Restate the data exactly as given and keep the pictures out.
※
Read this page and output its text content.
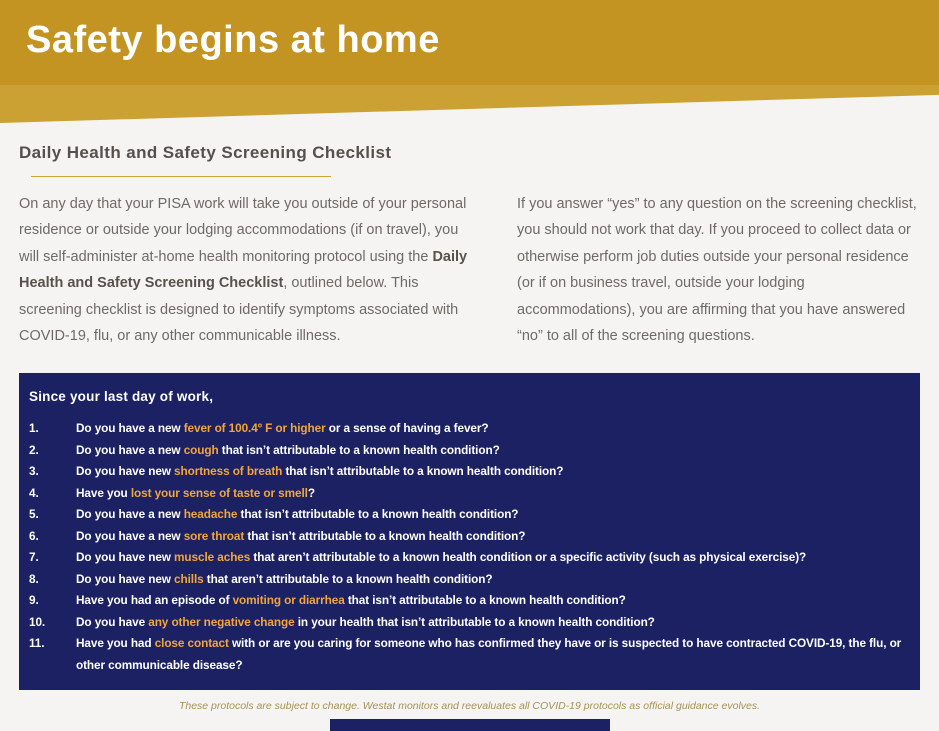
Safety begins at home
Daily Health and Safety Screening Checklist

On any day that your PISA work will take you outside of your personal residence or outside your lodging accommodations (if on travel), you will self-administer at-home health monitoring protocol using the Daily Health and Safety Screening Checklist, outlined below. This screening checklist is designed to identify symptoms associated with COVID-19, flu, or any other communicable illness.

If you answer “yes” to any question on the screening checklist, you should not work that day. If you proceed to collect data or otherwise perform job duties outside your personal residence (or if on business travel, outside your lodging accommodations), you are affirming that you have answered “no” to all of the screening questions.

Since your last day of work,
1.	Do you have a new fever of 100.4º F or higher or a sense of having a fever?
2.	Do you have a new cough that isn’t attributable to a known health condition?
3.	Do you have new shortness of breath that isn’t attributable to a known health condition?
4.	Have you lost your sense of taste or smell?
5.	Do you have a new headache that isn’t attributable to a known health condition?
6.	Do you have a new sore throat that isn’t attributable to a known health condition?
7.	Do you have new muscle aches that aren’t attributable to a known health condition or a specific activity (such as physical exercise)?
8.	Do you have new chills that aren’t attributable to a known health condition?
9.	Have you had an episode of vomiting or diarrhea that isn’t attributable to a known health condition?
10.	Do you have any other negative change in your health that isn’t attributable to a known health condition?
11.	Have you had close contact with or are you caring for someone who has confirmed they have or is suspected to have contracted COVID-19, the flu, or other communicable disease?

These protocols are subject to change. Westat monitors and reevaluates all COVID-19 protocols as official guidance evolves.
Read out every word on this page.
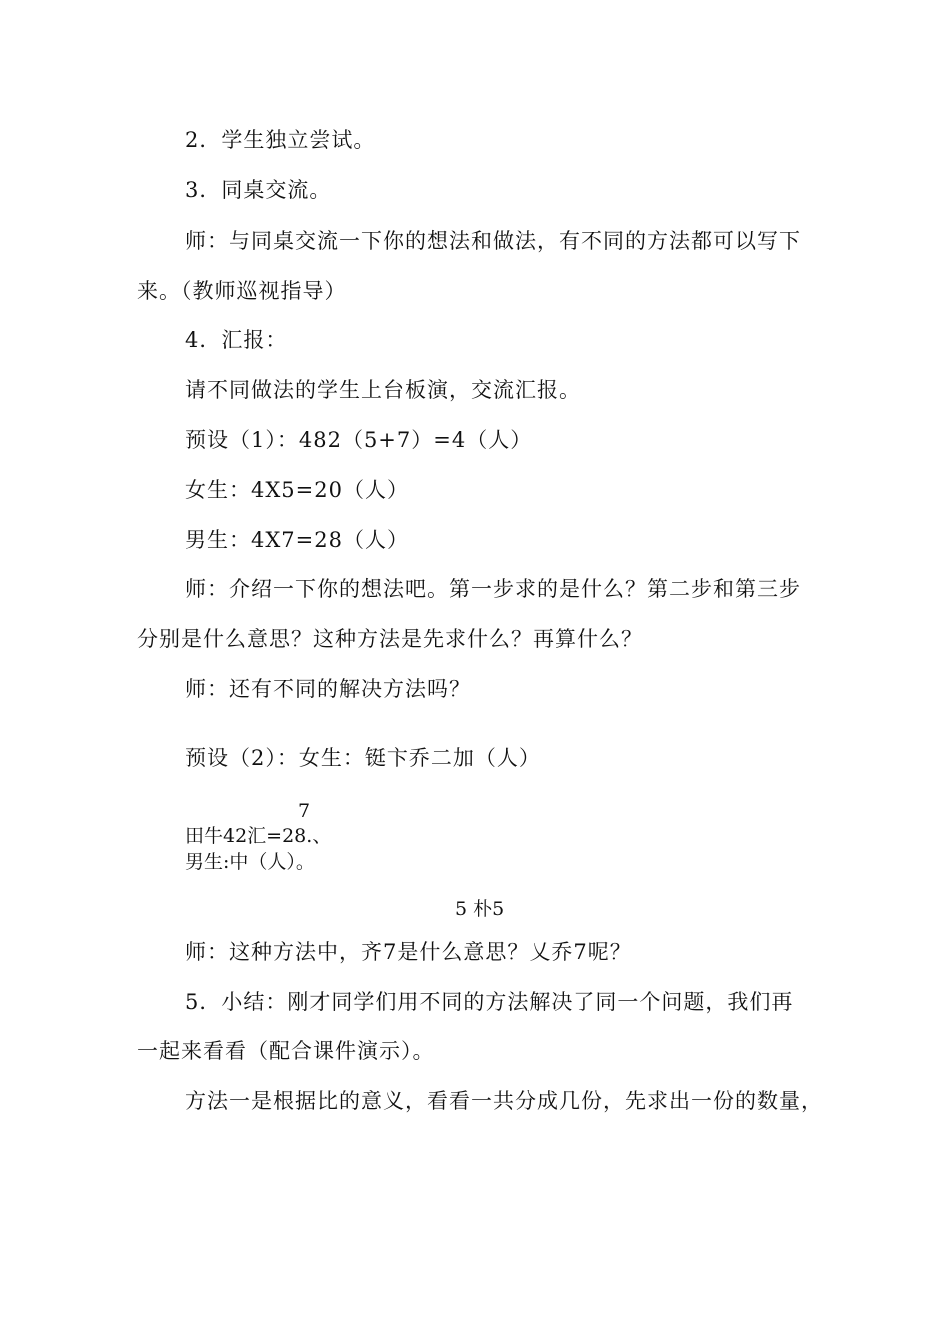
2．学生独立尝试。
3．同桌交流。
师：与同桌交流一下你的想法和做法，有不同的方法都可以写下
来。（教师巡视指导）
4．汇报：
请不同做法的学生上台板演，交流汇报。
预设（1）：482（5+7）=4（人）
女生：4X5=20（人）
男生：4X7=28（人）
师：介绍一下你的想法吧。第一步求的是什么？第二步和第三步
分别是什么意思？这种方法是先求什么？再算什么？
师：还有不同的解决方法吗？
预设（2）：女生：铤卞乔二加（人）
7
田牛42汇=28.、
男生:中（人）。
5 朴5
师：这种方法中，齐7是什么意思？乂乔7呢？
5．小结：刚才同学们用不同的方法解决了同一个问题，我们再
一起来看看（配合课件演示）。
方法一是根据比的意义，看看一共分成几份，先求出一份的数量，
※
**Solution to the exercise:**
Read this page and output its text content.
Safety begins at home
Daily Health and Safety Screening Checklist

On any day that your PISA work will take you outside of your personal residence or outside your lodging accommodations (if on travel), you will self-administer at-home health monitoring protocol using the Daily Health and Safety Screening Checklist, outlined below. This screening checklist is designed to identify symptoms associated with COVID-19, flu, or any other communicable illness.

If you answer “yes” to any question on the screening checklist, you should not work that day. If you proceed to collect data or otherwise perform job duties outside your personal residence (or if on business travel, outside your lodging accommodations), you are affirming that you have answered “no” to all of the screening questions.

Since your last day of work,
1.	Do you have a new fever of 100.4º F or higher or a sense of having a fever?
2.	Do you have a new cough that isn’t attributable to a known health condition?
3.	Do you have new shortness of breath that isn’t attributable to a known health condition?
4.	Have you lost your sense of taste or smell?
5.	Do you have a new headache that isn’t attributable to a known health condition?
6.	Do you have a new sore throat that isn’t attributable to a known health condition?
7.	Do you have new muscle aches that aren’t attributable to a known health condition or a specific activity (such as physical exercise)?
8.	Do you have new chills that aren’t attributable to a known health condition?
9.	Have you had an episode of vomiting or diarrhea that isn’t attributable to a known health condition?
10.	Do you have any other negative change in your health that isn’t attributable to a known health condition?
11.	Have you had close contact with or are you caring for someone who has confirmed they have or is suspected to have contracted COVID-19, the flu, or other communicable disease?

These protocols are subject to change. Westat monitors and reevaluates all COVID-19 protocols as official guidance evolves.
Read out every word on this page.
2．学生独立尝试。
3．同桌交流。
师：与同桌交流一下你的想法和做法，有不同的方法都可以写下
来。（教师巡视指导）
4．汇报：
请不同做法的学生上台板演，交流汇报。
预设（1）：482（5+7）=4（人）
女生：4X5=20（人）
男生：4X7=28（人）
师：介绍一下你的想法吧。第一步求的是什么？第二步和第三步
分别是什么意思？这种方法是先求什么？再算什么？
师：还有不同的解决方法吗？
预设（2）：女生：铤卞乔二加（人）
7
田牛42汇=28.、
男生:中（人）。
5 朴5
师：这种方法中，齐7是什么意思？乂乔7呢？
5．小结：刚才同学们用不同的方法解决了同一个问题，我们再
一起来看看（配合课件演示）。
方法一是根据比的意义，看看一共分成几份，先求出一份的数量，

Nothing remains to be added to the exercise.